WHAT YOU NEED TO DO »
(a) In the baseline dialog text, how many standard baselines are there currently?
(b) Please reproduce the stretch of the baseline dialog text from "The baseline dialog, and" through "this is important." verbatim.

PAGE EXCERPT »
---+---

The baseline dialog, and the OpenType BASE table
================================================

.. figure:: /images/BASEdlg.png

This dialog may be invoked by
:menuselection:`Element --> Other Info --> Horizontal Baselines` (or
``Vertical Baselines``). It allows you to control the baseline (in either
horizontal or vertical orientation) on which the glyphs of a particular script
line up. You may also control the spacing between baselines, and the interline
(or intercolumn) spacing on a per-script, or even per-language basis.

See the :ref:`Baseline section <overview.Baseline>` in the overview for a
description of why this is important.

There are currently seven standard baselines. The distinctions between them are
described in the OpenType standard. (See the
`baseline tags section <http://partners.adobe.com/public/developer/opentype/index_tag4.html>`__)

Basically most alphabetic scripts will use the 'romn' baseline, most CJK scripts
will use the 'ideo'graphic baseline. Tibetan and other Indic scripts will use
the 'hang'ing baseline, and math fonts might use the 'math' baseline.

Roughly the ideographic baseline will line up with the descenders of a Latin
(Greek, Cyrillic) script, and the hanging baseline will line up with the
ascenders.

---+---

ENTRIES SHOWN »
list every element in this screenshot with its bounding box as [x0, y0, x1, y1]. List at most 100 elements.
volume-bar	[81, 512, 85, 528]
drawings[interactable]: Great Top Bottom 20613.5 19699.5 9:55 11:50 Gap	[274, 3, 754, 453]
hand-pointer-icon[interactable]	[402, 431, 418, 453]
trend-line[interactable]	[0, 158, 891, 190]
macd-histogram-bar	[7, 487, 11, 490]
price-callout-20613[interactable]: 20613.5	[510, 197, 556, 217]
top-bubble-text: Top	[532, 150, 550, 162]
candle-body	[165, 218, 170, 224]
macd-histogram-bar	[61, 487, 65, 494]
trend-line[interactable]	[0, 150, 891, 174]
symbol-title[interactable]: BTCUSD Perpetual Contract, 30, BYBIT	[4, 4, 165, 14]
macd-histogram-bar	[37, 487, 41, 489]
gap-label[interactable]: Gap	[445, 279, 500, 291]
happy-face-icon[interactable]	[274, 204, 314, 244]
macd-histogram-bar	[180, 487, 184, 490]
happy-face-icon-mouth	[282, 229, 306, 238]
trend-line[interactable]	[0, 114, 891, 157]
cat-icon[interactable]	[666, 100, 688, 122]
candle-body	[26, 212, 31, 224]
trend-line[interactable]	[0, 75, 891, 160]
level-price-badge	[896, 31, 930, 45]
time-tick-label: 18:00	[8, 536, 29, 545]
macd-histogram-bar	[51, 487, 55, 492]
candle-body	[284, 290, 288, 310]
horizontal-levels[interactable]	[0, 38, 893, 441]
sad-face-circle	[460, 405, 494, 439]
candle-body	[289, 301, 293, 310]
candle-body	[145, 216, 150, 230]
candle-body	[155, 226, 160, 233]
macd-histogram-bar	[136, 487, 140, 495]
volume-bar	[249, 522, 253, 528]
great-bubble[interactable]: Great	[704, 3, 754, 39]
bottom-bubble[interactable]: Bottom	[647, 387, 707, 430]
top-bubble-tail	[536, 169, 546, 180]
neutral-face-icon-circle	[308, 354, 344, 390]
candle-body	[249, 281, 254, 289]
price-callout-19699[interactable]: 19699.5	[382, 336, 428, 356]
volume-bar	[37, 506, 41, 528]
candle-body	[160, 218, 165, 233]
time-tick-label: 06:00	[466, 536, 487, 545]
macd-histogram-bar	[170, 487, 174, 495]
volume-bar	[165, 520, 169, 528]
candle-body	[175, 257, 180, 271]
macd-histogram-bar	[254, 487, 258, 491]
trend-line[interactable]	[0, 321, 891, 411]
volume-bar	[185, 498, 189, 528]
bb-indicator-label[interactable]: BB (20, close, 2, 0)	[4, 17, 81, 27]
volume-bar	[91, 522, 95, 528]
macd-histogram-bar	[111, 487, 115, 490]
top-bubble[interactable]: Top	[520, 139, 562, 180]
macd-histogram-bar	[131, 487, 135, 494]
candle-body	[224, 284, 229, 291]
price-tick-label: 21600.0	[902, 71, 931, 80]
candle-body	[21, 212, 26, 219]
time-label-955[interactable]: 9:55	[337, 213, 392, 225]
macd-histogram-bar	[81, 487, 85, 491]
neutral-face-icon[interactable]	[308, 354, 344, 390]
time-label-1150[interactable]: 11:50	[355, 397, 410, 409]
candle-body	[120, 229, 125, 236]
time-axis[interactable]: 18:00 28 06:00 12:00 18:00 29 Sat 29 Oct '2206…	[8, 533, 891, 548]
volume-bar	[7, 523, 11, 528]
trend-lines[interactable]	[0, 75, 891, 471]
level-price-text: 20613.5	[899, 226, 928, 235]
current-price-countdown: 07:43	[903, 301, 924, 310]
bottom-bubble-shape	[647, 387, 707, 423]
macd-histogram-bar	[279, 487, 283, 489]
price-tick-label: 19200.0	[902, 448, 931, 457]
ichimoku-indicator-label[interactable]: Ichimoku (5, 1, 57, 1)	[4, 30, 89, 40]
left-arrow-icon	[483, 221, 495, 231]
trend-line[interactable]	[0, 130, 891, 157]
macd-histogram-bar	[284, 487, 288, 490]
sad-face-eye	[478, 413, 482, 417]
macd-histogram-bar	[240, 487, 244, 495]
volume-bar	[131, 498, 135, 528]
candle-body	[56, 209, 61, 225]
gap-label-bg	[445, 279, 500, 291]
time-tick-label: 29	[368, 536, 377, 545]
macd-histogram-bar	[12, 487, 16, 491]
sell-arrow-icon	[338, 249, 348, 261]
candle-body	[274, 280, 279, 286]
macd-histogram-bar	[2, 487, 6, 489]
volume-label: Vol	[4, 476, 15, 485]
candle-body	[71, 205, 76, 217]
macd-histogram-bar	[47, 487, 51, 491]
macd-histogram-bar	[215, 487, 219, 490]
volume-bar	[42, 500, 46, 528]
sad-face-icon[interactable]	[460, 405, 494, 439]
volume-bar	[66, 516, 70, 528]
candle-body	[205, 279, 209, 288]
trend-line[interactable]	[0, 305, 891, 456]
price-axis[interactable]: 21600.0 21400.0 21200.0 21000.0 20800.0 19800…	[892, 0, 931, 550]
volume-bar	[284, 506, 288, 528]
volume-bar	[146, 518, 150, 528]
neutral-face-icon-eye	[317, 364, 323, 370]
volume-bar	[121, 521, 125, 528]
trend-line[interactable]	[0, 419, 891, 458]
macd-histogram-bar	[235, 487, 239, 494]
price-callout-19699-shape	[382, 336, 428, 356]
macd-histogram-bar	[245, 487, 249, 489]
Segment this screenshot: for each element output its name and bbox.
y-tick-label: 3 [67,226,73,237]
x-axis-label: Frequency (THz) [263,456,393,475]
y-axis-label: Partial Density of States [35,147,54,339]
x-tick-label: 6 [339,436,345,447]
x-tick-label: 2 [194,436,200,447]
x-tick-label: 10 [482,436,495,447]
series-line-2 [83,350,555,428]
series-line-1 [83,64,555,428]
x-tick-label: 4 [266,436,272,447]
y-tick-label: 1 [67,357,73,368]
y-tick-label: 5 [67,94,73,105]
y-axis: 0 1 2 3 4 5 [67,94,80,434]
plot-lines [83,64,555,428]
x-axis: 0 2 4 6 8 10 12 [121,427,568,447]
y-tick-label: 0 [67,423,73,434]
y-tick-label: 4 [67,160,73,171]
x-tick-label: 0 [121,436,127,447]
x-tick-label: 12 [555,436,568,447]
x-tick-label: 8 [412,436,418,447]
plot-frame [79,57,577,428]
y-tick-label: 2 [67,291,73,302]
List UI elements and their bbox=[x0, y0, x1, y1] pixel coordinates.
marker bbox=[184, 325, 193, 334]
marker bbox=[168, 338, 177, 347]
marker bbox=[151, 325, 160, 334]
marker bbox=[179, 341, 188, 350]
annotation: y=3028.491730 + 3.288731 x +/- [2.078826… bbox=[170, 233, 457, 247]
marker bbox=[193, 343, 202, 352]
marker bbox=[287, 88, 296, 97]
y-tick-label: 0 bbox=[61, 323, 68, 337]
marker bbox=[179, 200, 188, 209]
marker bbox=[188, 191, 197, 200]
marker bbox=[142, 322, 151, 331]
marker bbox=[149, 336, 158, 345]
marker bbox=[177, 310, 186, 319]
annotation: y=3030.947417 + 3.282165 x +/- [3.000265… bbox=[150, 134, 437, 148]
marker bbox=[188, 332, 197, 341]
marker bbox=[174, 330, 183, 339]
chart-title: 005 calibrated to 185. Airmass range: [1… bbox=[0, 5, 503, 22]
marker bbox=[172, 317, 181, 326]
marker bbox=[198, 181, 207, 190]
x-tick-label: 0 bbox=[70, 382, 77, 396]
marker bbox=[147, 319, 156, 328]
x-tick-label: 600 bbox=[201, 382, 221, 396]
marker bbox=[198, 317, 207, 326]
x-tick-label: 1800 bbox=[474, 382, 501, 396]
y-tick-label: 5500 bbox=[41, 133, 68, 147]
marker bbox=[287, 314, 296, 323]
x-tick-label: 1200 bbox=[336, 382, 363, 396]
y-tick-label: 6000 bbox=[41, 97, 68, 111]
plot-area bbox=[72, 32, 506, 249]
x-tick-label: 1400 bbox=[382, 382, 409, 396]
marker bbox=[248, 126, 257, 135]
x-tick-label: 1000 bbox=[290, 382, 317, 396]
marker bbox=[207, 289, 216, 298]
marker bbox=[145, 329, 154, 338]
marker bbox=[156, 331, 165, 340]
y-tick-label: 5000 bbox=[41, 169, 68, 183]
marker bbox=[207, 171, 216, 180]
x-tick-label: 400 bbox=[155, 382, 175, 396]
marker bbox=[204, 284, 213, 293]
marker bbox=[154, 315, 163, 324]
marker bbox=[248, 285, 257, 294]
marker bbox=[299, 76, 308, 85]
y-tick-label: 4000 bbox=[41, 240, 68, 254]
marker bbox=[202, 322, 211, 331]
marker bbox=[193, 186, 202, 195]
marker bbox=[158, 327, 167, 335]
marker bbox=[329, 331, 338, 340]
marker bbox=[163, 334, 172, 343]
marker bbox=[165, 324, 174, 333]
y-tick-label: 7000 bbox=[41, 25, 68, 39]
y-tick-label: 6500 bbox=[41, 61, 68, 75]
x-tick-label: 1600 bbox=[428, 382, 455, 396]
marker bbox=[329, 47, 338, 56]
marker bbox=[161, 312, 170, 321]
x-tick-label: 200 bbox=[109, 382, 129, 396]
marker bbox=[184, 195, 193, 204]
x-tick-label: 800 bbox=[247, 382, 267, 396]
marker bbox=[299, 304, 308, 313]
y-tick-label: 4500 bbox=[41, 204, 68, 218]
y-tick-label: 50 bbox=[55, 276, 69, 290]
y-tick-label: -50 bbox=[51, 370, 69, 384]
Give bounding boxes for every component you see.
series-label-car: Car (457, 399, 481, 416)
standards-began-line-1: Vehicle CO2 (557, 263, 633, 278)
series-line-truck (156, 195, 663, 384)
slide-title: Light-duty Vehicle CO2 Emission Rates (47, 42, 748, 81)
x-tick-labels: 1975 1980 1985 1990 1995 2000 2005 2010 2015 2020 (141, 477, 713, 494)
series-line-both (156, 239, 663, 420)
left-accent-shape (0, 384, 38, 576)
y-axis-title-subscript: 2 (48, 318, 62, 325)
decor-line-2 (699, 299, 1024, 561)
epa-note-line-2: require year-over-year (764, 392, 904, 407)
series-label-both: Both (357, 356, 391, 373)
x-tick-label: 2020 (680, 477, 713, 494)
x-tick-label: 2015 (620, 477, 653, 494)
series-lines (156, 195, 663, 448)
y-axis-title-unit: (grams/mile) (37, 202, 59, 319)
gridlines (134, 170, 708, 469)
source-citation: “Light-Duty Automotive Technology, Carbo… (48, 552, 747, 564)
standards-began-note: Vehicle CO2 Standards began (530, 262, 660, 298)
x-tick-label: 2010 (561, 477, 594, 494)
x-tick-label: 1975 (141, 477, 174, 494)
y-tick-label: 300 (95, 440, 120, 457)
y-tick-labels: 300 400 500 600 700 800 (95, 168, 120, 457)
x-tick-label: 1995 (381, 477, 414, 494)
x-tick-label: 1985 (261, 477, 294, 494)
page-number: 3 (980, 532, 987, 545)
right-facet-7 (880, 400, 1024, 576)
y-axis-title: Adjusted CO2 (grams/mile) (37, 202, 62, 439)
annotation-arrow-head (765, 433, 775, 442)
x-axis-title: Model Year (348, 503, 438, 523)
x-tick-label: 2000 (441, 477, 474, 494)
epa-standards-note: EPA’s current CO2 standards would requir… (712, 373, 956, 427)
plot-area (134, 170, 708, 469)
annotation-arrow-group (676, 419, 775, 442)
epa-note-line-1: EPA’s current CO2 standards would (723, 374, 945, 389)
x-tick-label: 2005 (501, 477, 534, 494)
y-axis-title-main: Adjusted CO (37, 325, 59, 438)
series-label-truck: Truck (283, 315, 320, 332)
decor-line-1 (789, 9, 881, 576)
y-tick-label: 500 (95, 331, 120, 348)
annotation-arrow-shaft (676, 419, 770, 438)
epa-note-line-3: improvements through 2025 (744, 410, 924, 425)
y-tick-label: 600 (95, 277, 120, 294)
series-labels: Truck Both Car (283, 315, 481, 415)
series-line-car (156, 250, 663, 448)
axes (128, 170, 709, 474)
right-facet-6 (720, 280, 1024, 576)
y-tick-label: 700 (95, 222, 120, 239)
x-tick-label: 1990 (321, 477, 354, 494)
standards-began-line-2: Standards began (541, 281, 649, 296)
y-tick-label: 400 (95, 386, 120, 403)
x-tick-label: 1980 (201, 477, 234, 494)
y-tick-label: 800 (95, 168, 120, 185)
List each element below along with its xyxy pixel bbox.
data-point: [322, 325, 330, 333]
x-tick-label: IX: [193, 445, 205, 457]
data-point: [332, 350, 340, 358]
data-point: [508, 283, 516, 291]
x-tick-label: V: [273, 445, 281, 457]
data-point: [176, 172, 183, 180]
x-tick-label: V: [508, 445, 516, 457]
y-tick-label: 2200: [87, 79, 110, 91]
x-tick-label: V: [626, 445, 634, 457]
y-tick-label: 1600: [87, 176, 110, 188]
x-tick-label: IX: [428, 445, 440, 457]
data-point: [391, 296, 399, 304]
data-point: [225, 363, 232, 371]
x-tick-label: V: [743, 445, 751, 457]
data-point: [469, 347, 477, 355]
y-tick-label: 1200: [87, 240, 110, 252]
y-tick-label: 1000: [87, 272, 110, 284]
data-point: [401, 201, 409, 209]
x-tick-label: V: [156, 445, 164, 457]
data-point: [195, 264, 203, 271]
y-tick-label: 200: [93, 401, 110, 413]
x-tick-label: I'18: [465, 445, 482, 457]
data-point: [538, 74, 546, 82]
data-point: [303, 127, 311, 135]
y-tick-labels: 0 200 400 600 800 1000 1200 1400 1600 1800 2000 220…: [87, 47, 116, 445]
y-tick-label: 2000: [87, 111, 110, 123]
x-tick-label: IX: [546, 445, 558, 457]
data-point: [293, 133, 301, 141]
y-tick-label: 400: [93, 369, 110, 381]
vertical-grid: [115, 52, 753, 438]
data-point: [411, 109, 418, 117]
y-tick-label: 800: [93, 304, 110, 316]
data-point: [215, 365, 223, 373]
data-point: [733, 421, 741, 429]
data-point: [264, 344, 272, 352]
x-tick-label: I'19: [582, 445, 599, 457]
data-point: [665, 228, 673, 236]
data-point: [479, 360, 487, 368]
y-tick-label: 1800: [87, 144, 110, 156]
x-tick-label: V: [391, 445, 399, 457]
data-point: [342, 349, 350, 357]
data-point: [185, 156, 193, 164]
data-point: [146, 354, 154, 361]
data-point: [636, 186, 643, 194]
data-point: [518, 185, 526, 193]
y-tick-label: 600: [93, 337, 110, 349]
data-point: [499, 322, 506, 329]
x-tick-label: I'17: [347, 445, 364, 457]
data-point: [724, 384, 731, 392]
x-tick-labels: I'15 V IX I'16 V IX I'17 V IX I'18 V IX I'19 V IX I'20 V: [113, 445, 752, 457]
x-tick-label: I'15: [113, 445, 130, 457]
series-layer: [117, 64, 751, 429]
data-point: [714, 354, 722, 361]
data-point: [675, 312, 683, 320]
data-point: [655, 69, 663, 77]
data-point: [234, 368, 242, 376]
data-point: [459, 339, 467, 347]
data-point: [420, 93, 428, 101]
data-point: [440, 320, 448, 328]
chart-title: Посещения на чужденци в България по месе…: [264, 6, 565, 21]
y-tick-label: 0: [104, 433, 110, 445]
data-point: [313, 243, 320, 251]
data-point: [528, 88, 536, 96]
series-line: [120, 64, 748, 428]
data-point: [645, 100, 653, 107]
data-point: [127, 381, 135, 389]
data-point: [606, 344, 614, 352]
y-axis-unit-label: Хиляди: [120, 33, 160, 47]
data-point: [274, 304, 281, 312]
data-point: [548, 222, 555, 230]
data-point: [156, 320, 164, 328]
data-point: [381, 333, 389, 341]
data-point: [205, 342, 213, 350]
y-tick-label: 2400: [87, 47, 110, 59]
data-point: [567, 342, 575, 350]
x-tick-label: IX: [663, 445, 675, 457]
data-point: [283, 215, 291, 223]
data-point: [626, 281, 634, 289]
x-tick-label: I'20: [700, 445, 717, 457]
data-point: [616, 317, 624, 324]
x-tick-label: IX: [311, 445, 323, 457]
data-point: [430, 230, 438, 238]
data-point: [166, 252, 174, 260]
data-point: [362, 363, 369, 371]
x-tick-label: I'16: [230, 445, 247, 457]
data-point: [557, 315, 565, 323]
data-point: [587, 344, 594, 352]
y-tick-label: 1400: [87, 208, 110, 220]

---+---

YOUR WRITTEN ANSWERS »
(a) Seven.

(b)
The baseline dialog, and the OpenType BASE table
================================================

.. figure:: /images/BASEdlg.png

This dialog may be invoked by
:menuselection:`Element --> Other Info --> Horizontal Baselines` (or
``Vertical Baselines``). It allows you to control the baseline (in either
horizontal or vertical orientation) on which the glyphs of a particular script
line up. You may also control the spacing between baselines, and the interline
(or intercolumn) spacing on a per-script, or even per-language basis.

See the :ref:`Baseline section <overview.Baseline>` in the overview for a
description of why this is important.